--- START Extracted information ---

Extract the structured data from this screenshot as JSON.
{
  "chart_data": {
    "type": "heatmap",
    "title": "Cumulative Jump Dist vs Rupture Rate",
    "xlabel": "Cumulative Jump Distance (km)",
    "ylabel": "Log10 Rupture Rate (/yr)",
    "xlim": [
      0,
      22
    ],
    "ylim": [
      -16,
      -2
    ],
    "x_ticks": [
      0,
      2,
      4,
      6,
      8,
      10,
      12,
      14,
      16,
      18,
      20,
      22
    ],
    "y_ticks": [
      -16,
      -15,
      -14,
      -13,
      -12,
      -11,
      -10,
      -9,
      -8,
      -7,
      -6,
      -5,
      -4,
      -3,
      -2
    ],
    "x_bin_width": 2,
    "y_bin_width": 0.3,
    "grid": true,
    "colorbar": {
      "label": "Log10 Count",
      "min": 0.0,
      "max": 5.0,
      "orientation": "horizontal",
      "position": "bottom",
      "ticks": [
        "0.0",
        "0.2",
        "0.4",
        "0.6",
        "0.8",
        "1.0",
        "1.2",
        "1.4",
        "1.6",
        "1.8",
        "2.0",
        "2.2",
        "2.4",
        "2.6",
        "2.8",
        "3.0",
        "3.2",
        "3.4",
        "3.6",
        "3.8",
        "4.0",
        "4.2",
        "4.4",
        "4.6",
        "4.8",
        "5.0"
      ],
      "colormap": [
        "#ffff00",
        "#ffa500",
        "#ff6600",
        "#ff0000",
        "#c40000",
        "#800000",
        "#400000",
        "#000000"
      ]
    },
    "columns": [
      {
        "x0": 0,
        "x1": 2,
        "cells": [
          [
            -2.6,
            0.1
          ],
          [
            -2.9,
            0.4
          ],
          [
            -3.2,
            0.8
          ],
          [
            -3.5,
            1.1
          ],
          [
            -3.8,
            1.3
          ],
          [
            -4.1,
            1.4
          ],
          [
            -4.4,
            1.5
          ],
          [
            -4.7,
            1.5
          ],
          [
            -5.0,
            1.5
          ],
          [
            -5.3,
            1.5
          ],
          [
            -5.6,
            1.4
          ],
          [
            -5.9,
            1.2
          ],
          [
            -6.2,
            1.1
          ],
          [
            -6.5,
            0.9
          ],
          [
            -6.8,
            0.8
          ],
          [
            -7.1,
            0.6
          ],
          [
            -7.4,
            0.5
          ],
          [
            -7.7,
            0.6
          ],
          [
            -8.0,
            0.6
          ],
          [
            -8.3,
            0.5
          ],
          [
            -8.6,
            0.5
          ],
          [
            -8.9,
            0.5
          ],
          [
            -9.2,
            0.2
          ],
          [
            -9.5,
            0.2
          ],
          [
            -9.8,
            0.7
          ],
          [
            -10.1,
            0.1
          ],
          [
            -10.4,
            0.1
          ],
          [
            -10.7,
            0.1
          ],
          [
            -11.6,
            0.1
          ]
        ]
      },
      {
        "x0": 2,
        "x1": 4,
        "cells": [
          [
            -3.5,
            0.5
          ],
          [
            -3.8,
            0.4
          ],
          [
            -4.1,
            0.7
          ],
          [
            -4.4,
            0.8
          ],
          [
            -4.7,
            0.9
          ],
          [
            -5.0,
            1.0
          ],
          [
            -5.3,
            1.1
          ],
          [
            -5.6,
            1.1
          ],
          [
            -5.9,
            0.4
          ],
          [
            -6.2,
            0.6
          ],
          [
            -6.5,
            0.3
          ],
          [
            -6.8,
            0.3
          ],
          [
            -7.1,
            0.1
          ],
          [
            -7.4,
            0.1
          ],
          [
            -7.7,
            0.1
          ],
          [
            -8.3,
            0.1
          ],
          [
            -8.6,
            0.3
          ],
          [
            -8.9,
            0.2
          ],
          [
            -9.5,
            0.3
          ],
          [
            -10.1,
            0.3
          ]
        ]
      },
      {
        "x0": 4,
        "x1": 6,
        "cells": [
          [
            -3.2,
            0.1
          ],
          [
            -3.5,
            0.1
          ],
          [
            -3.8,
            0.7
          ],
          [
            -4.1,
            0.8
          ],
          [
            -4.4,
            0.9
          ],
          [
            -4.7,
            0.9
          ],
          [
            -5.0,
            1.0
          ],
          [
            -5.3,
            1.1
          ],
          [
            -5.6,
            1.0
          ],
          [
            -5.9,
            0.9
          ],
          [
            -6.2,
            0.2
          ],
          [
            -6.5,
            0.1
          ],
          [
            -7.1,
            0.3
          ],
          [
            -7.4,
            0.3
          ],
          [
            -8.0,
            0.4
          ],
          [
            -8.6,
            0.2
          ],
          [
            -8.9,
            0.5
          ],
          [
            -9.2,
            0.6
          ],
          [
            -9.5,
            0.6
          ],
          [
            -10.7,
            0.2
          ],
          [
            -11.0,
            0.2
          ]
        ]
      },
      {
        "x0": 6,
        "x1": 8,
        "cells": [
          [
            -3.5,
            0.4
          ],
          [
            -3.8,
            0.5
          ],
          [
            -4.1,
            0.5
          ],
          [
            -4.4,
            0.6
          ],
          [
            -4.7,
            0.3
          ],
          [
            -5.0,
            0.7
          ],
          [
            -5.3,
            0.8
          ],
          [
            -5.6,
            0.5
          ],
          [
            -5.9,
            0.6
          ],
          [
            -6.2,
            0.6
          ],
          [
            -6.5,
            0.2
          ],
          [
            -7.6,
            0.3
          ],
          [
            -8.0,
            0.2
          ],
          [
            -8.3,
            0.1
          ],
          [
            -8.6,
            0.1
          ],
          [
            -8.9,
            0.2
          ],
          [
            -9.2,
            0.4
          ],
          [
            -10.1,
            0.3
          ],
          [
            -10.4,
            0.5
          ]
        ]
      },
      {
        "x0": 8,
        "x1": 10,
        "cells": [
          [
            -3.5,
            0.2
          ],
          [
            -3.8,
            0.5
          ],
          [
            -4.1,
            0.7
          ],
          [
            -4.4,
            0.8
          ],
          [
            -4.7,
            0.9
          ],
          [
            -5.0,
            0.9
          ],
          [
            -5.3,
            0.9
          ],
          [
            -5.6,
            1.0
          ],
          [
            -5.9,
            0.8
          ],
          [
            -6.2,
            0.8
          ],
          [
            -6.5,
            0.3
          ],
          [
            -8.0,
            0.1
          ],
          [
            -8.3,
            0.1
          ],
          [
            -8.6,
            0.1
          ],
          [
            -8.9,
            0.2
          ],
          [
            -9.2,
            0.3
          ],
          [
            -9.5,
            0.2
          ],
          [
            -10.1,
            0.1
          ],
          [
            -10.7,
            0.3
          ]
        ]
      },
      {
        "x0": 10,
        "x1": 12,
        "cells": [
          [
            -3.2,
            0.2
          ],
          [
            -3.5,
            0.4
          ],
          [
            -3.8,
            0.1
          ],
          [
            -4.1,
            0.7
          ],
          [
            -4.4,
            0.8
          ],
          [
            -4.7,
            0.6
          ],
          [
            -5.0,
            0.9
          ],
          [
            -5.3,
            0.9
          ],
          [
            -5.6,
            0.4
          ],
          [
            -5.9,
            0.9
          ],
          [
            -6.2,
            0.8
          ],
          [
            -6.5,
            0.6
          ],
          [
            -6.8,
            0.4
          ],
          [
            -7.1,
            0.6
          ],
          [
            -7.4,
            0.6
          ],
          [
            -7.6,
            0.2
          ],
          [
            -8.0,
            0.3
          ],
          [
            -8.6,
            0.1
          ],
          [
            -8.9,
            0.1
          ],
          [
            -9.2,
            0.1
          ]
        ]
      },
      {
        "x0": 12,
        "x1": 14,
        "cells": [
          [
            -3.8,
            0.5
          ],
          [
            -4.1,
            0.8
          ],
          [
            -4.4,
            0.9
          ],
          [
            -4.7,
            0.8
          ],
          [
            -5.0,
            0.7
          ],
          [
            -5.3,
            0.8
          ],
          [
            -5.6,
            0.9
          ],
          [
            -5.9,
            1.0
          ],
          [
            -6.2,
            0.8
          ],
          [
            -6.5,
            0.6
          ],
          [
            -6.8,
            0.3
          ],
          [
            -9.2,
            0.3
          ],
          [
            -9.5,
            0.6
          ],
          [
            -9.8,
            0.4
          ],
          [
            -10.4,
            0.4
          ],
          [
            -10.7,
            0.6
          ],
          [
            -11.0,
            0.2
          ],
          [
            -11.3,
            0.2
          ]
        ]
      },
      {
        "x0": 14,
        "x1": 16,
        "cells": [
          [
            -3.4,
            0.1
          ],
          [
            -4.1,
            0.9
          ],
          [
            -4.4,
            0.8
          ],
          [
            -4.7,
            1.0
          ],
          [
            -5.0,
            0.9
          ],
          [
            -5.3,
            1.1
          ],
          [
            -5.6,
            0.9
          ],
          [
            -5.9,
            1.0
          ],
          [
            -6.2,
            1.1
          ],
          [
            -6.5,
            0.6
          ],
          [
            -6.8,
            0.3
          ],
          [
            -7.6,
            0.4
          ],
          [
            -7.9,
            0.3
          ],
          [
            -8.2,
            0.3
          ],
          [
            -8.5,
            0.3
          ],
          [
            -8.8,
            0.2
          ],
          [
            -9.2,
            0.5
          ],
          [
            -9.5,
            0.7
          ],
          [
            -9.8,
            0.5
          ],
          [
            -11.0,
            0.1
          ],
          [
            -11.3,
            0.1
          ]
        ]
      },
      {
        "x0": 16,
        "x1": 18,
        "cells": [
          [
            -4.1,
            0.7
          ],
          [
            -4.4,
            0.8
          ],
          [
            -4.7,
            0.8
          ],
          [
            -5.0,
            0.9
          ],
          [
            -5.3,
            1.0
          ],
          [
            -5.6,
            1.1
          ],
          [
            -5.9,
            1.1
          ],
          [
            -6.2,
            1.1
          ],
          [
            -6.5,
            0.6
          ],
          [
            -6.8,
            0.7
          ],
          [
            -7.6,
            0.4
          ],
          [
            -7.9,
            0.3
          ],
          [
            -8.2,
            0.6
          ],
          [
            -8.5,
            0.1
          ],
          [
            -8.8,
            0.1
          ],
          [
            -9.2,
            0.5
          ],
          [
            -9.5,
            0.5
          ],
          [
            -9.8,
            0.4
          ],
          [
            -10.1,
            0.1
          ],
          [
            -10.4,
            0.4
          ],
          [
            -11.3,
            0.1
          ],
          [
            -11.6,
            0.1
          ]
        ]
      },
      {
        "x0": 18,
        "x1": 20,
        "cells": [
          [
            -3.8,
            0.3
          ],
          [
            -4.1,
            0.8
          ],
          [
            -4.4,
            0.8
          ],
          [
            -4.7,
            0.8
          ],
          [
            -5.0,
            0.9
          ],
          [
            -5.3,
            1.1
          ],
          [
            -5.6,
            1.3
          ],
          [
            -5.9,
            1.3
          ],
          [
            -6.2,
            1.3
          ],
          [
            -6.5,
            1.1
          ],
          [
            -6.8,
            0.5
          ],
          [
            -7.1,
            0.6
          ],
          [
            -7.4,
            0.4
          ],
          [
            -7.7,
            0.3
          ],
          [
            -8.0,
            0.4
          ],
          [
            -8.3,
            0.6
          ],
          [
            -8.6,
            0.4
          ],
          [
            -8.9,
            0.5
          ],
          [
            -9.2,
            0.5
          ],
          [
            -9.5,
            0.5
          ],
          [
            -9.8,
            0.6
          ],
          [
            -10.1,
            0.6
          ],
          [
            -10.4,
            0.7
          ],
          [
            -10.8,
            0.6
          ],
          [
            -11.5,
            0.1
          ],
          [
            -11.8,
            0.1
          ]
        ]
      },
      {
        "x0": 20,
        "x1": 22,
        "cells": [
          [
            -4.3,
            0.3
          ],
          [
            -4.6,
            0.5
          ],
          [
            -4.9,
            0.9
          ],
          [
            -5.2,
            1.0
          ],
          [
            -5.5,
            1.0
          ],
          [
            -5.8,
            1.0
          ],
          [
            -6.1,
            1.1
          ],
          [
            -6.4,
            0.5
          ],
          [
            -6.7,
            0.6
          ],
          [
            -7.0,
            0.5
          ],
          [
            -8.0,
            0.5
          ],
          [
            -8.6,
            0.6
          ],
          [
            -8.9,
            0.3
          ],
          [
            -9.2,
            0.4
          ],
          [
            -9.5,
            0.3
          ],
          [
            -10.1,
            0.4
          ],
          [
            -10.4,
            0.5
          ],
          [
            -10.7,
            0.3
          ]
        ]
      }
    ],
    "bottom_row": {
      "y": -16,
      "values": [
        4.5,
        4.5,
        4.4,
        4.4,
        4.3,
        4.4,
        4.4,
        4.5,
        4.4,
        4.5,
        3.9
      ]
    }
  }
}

--- END Extracted information ---

**Given instruction**
Go through the lines above. Select every one that has the string "Rupture".

**The solution**
    "title": "Cumulative Jump Dist vs Rupture Rate",
    "ylabel": "Log10 Rupture Rate (/yr)",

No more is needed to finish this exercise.